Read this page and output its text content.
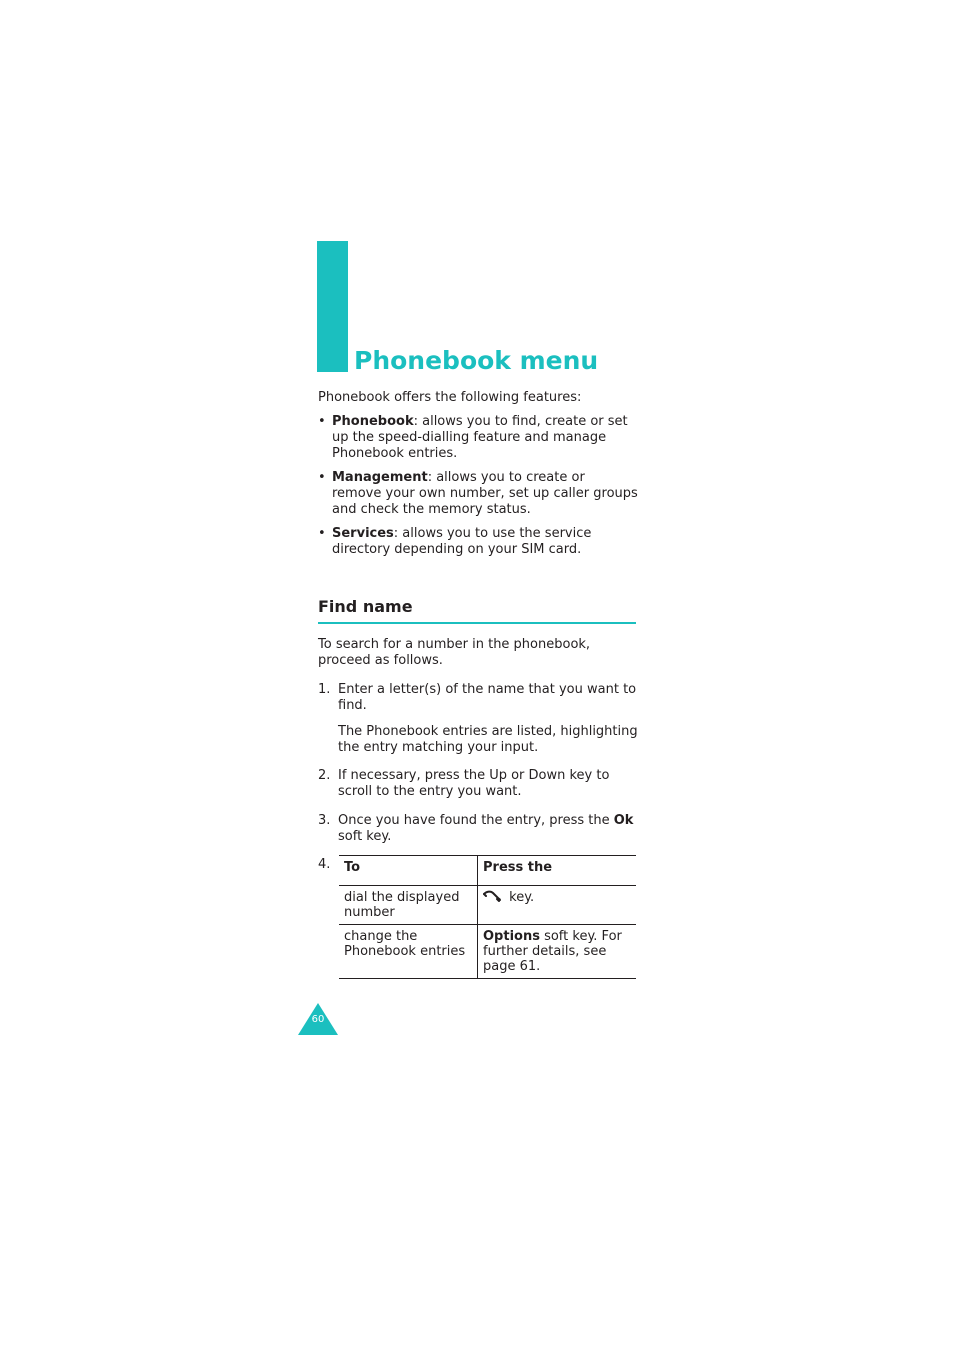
Phonebook menu
Phonebook offers the following features:
• Phonebook: allows you to find, create or set up the speed-dialling feature and manage Phonebook entries.
• Management: allows you to create or remove your own number, set up caller groups and check the memory status.
• Services: allows you to use the service directory depending on your SIM card.
Find name
To search for a number in the phonebook, proceed as follows.
1. Enter a letter(s) of the name that you want to find.

The Phonebook entries are listed, highlighting the entry matching your input.

2. If necessary, press the Up or Down key to scroll to the entry you want.

3. Once you have found the entry, press the Ok soft key.

4. To	Press the
dial the displayed number	key.
change the Phonebook entries	Options soft key. For further details, see page 61.
60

=== AIM OF THE TASK ===
Write the material out again exactly as it appears, dropping the pictures.

=== ANSWER FOR THIS EXERCISE ===
Read this page and output its text content.
Phonebook menu
Phonebook offers the following features:
• Phonebook: allows you to find, create or set up the speed-dialling feature and manage Phonebook entries.
• Management: allows you to create or remove your own number, set up caller groups and check the memory status.
• Services: allows you to use the service directory depending on your SIM card.
Find name
To search for a number in the phonebook, proceed as follows.
1. Enter a letter(s) of the name that you want to find.

The Phonebook entries are listed, highlighting the entry matching your input.

2. If necessary, press the Up or Down key to scroll to the entry you want.

3. Once you have found the entry, press the Ok soft key.

4. To	Press the
dial the displayed number	key.
change the Phonebook entries	Options soft key. For further details, see page 61.
60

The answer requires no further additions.